**WRITTEN EXERCISE**
Which lines contain the word "population"? Return each of them as written.

▬▬▬▬▬▬▬▬▬▬

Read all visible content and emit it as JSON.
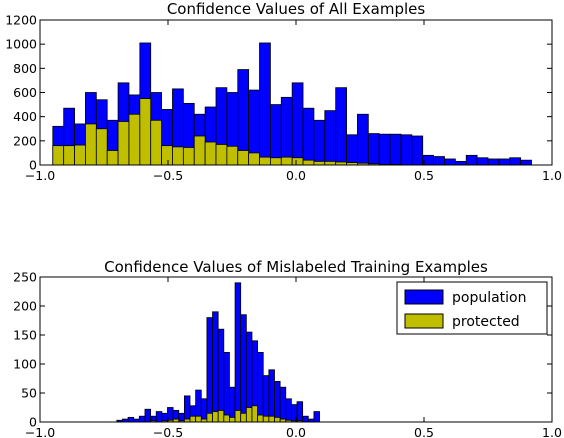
{
  "colors": {
    "population": "#0000ff",
    "protected": "#bfbf00",
    "edge": "#000000"
  },
  "chart_data": [
    {
      "type": "bar",
      "subtype": "histogram",
      "title": "Confidence Values of All Examples",
      "xlabel": "",
      "ylabel": "",
      "xlim": [
        -1.0,
        1.0
      ],
      "ylim": [
        0,
        1200
      ],
      "xticks": [
        "−1.0",
        "−0.5",
        "0.0",
        "0.5",
        "1.0"
      ],
      "yticks": [
        "0",
        "200",
        "400",
        "600",
        "800",
        "1000",
        "1200"
      ],
      "bin_start": -0.95,
      "bin_width": 0.0425,
      "legend": null,
      "series": [
        {
          "key": "population",
          "values": [
            320,
            470,
            340,
            600,
            540,
            370,
            680,
            580,
            1010,
            600,
            460,
            630,
            510,
            420,
            480,
            640,
            600,
            790,
            620,
            1010,
            500,
            560,
            680,
            470,
            370,
            450,
            640,
            250,
            420,
            260,
            255,
            255,
            250,
            240,
            80,
            70,
            50,
            30,
            80,
            60,
            50,
            50,
            60,
            40
          ]
        },
        {
          "key": "protected",
          "values": [
            160,
            160,
            165,
            340,
            300,
            120,
            360,
            420,
            550,
            370,
            160,
            150,
            145,
            240,
            190,
            170,
            155,
            120,
            100,
            65,
            60,
            65,
            60,
            40,
            30,
            30,
            25,
            20,
            15,
            10,
            5,
            5,
            0,
            0,
            0,
            0,
            0,
            0,
            0,
            0,
            0,
            0,
            0,
            0
          ]
        }
      ]
    },
    {
      "type": "bar",
      "subtype": "histogram",
      "title": "Confidence Values of Mislabeled Training Examples",
      "xlabel": "",
      "ylabel": "",
      "xlim": [
        -1.0,
        1.0
      ],
      "ylim": [
        0,
        250
      ],
      "xticks": [
        "−1.0",
        "−0.5",
        "0.0",
        "0.5",
        "1.0"
      ],
      "yticks": [
        "0",
        "50",
        "100",
        "150",
        "200",
        "250"
      ],
      "bin_start": -0.7,
      "bin_width": 0.022,
      "legend": {
        "placement": "top-right",
        "entries": [
          {
            "key": "population",
            "label": "population"
          },
          {
            "key": "protected",
            "label": "protected"
          }
        ]
      },
      "series": [
        {
          "key": "population",
          "values": [
            3,
            5,
            8,
            5,
            10,
            22,
            10,
            18,
            15,
            25,
            20,
            15,
            45,
            28,
            55,
            40,
            180,
            190,
            160,
            120,
            60,
            240,
            185,
            155,
            140,
            120,
            80,
            90,
            70,
            60,
            40,
            30,
            35,
            10,
            5,
            18
          ]
        },
        {
          "key": "protected",
          "values": [
            0,
            0,
            0,
            0,
            0,
            0,
            2,
            0,
            2,
            3,
            5,
            2,
            5,
            10,
            10,
            5,
            15,
            18,
            20,
            12,
            8,
            20,
            15,
            25,
            28,
            12,
            10,
            10,
            8,
            5,
            3,
            2,
            2,
            0,
            0,
            0
          ]
        }
      ]
    }
  ]
}
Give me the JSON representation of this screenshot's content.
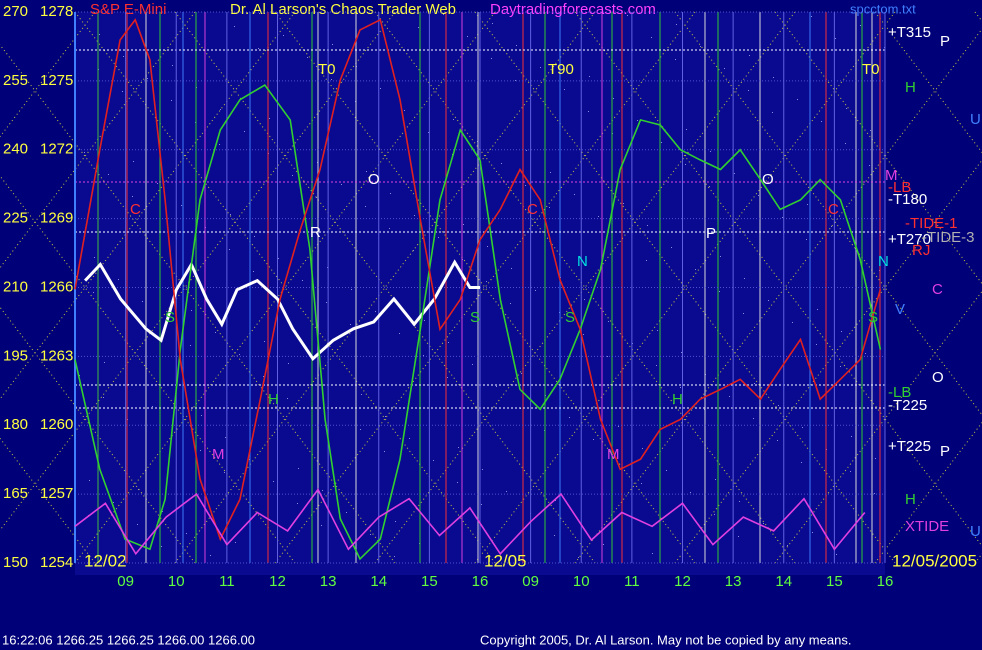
{
  "chart_data": {
    "type": "line",
    "symbol": "S&P E-Mini",
    "title": "Dr. Al Larson's Chaos Trader Web",
    "site": "Daytradingforecasts.com",
    "file": "spcctom.txt",
    "xlim": [
      0,
      16
    ],
    "xticks": [
      {
        "value": 1,
        "label": "09"
      },
      {
        "value": 2,
        "label": "10"
      },
      {
        "value": 3,
        "label": "11"
      },
      {
        "value": 4,
        "label": "12"
      },
      {
        "value": 5,
        "label": "13"
      },
      {
        "value": 6,
        "label": "14"
      },
      {
        "value": 7,
        "label": "15"
      },
      {
        "value": 8,
        "label": "16"
      },
      {
        "value": 9,
        "label": "09"
      },
      {
        "value": 10,
        "label": "10"
      },
      {
        "value": 11,
        "label": "11"
      },
      {
        "value": 12,
        "label": "12"
      },
      {
        "value": 13,
        "label": "13"
      },
      {
        "value": 14,
        "label": "14"
      },
      {
        "value": 15,
        "label": "15"
      },
      {
        "value": 16,
        "label": "16"
      }
    ],
    "date_labels": [
      "12/02",
      "12/05",
      "12/05/2005"
    ],
    "ylim": [
      1254,
      1278
    ],
    "yticks": [
      1254,
      1257,
      1260,
      1263,
      1266,
      1269,
      1272,
      1275,
      1278
    ],
    "y2lim": [
      150,
      270
    ],
    "y2ticks": [
      150,
      165,
      180,
      195,
      210,
      225,
      240,
      255,
      270
    ],
    "grid": true,
    "series": [
      {
        "color": "#ffffff",
        "x": [
          0.2,
          0.5,
          0.9,
          1.4,
          1.7,
          2.0,
          2.3,
          2.6,
          2.9,
          3.2,
          3.6,
          4.0,
          4.3,
          4.7,
          5.1,
          5.5,
          5.9,
          6.3,
          6.7,
          7.1,
          7.5,
          7.8,
          8.0
        ],
        "values": [
          1266.3,
          1267.0,
          1265.5,
          1264.2,
          1263.7,
          1265.9,
          1267.0,
          1265.5,
          1264.4,
          1265.9,
          1266.3,
          1265.5,
          1264.2,
          1262.9,
          1263.7,
          1264.2,
          1264.5,
          1265.5,
          1264.4,
          1265.5,
          1267.1,
          1266.0,
          1266.0
        ]
      },
      {
        "color": "#30d030",
        "axis": "y2",
        "x": [
          0,
          0.49,
          0.99,
          1.48,
          1.78,
          2.08,
          2.47,
          2.87,
          3.26,
          3.75,
          4.25,
          4.64,
          4.94,
          5.24,
          5.63,
          6.03,
          6.42,
          6.82,
          7.21,
          7.61,
          8.0,
          8.4,
          8.79,
          9.19,
          9.58,
          9.98,
          10.38,
          10.77,
          11.17,
          11.56,
          11.96,
          12.35,
          12.75,
          13.14,
          13.54,
          13.93,
          14.33,
          14.72,
          15.12,
          15.51,
          15.91
        ],
        "values": [
          194.3,
          170.4,
          155.2,
          153,
          163.9,
          196.5,
          229.1,
          244.3,
          250.9,
          254.1,
          246.5,
          218.3,
          181.3,
          159.6,
          150.9,
          155.2,
          172.6,
          200.9,
          229.1,
          244.3,
          237.8,
          207.4,
          187.8,
          183.5,
          190,
          200.9,
          213.9,
          235.7,
          246.5,
          245.4,
          240,
          237.8,
          235.7,
          240,
          233.5,
          227,
          229.1,
          233.5,
          229.1,
          216.1,
          196.5
        ]
      },
      {
        "color": "#e02020",
        "axis": "y2",
        "x": [
          0,
          0.49,
          0.89,
          1.19,
          1.48,
          1.78,
          2.08,
          2.47,
          2.87,
          3.26,
          3.66,
          4.05,
          4.45,
          4.84,
          5.24,
          5.63,
          6.03,
          6.42,
          6.82,
          7.21,
          7.61,
          8.0,
          8.4,
          8.79,
          9.19,
          9.58,
          9.98,
          10.38,
          10.77,
          11.17,
          11.56,
          11.96,
          12.35,
          12.75,
          13.14,
          13.54,
          13.93,
          14.33,
          14.72,
          15.12,
          15.51,
          15.91
        ],
        "values": [
          209.6,
          240,
          263.9,
          268.3,
          259.6,
          229.1,
          194.3,
          168.3,
          155.2,
          163.9,
          185.7,
          207.4,
          222.6,
          235.7,
          255.2,
          266.1,
          268.3,
          250.9,
          224.8,
          200.9,
          207.4,
          220.4,
          227,
          235.7,
          229.1,
          211.7,
          200.9,
          181.3,
          170.4,
          172.6,
          179.1,
          181.3,
          185.7,
          187.8,
          190,
          185.7,
          192.2,
          198.7,
          185.7,
          190,
          194.3,
          209.6
        ]
      },
      {
        "color": "#e040e0",
        "axis": "y2",
        "x": [
          0,
          0.6,
          1.2,
          1.8,
          2.4,
          3.0,
          3.6,
          4.2,
          4.8,
          5.4,
          6.0,
          6.6,
          7.2,
          7.8,
          8.4,
          9.0,
          9.6,
          10.2,
          10.8,
          11.4,
          12.0,
          12.6,
          13.2,
          13.8,
          14.4,
          15.0,
          15.6
        ],
        "values": [
          158,
          163,
          152,
          160,
          165,
          154,
          161,
          157,
          166,
          153,
          160,
          164,
          156,
          162,
          152,
          159,
          165,
          155,
          161,
          158,
          163,
          154,
          160,
          157,
          164,
          153,
          161
        ]
      }
    ],
    "right_labels": [
      "+T315",
      "P",
      "H",
      "U",
      "M",
      "-LB",
      "-T180",
      "-TIDE-1",
      "+T270",
      "-TIDE-3",
      "RJ",
      "N",
      "C",
      "V",
      "O",
      "-LB",
      "-T225",
      "+T225",
      "P",
      "H",
      "XTIDE",
      "U"
    ],
    "annotations": [
      "T0",
      "T90",
      "T0",
      "C",
      "C",
      "C",
      "O",
      "O",
      "R",
      "P",
      "H",
      "H",
      "M",
      "M",
      "N",
      "S",
      "S",
      "S",
      "S"
    ],
    "status": "16:22:06  1266.25 1266.25 1266.00 1266.00",
    "copyright": "Copyright 2005, Dr. Al Larson. May not be copied by any means."
  }
}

▬▬▬▬▬▬▬▬▬▬

**SOLUTION TO THIS PROBLEM**
    "population": "#0000ff",
          "key": "population",
            "key": "population",
            "label": "population"
          "key": "population",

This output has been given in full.